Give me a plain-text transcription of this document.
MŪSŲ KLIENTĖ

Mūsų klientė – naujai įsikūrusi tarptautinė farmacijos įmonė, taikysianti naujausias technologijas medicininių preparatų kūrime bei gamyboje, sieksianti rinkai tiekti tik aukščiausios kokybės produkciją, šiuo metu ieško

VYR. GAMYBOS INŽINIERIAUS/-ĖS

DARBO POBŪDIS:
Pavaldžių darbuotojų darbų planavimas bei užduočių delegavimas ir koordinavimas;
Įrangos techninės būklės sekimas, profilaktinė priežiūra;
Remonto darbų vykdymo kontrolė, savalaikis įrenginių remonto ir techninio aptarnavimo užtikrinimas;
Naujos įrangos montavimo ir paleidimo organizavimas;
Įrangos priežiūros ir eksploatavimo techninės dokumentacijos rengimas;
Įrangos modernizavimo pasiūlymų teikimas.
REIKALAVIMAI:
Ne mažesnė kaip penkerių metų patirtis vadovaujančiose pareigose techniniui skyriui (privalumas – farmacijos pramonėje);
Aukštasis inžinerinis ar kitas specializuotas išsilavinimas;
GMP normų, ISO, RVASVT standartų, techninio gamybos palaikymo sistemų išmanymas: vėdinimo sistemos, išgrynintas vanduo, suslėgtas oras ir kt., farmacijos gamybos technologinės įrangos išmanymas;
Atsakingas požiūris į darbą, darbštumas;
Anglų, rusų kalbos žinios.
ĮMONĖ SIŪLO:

▸ SET PROBLEM
Retype all the material above precisely, with no line left out.

▸ FULL ANSWER
Give me a plain-text transcription of this document.
MŪSŲ KLIENTĖ

Mūsų klientė – naujai įsikūrusi tarptautinė farmacijos įmonė, taikysianti naujausias technologijas medicininių preparatų kūrime bei gamyboje, sieksianti rinkai tiekti tik aukščiausios kokybės produkciją, šiuo metu ieško

VYR. GAMYBOS INŽINIERIAUS/-ĖS

DARBO POBŪDIS:
Pavaldžių darbuotojų darbų planavimas bei užduočių delegavimas ir koordinavimas;
Įrangos techninės būklės sekimas, profilaktinė priežiūra;
Remonto darbų vykdymo kontrolė, savalaikis įrenginių remonto ir techninio aptarnavimo užtikrinimas;
Naujos įrangos montavimo ir paleidimo organizavimas;
Įrangos priežiūros ir eksploatavimo techninės dokumentacijos rengimas;
Įrangos modernizavimo pasiūlymų teikimas.
REIKALAVIMAI:
Ne mažesnė kaip penkerių metų patirtis vadovaujančiose pareigose techniniui skyriui (privalumas – farmacijos pramonėje);
Aukštasis inžinerinis ar kitas specializuotas išsilavinimas;
GMP normų, ISO, RVASVT standartų, techninio gamybos palaikymo sistemų išmanymas: vėdinimo sistemos, išgrynintas vanduo, suslėgtas oras ir kt., farmacijos gamybos technologinės įrangos išmanymas;
Atsakingas požiūris į darbą, darbštumas;
Anglų, rusų kalbos žinios.
ĮMONĖ SIŪLO:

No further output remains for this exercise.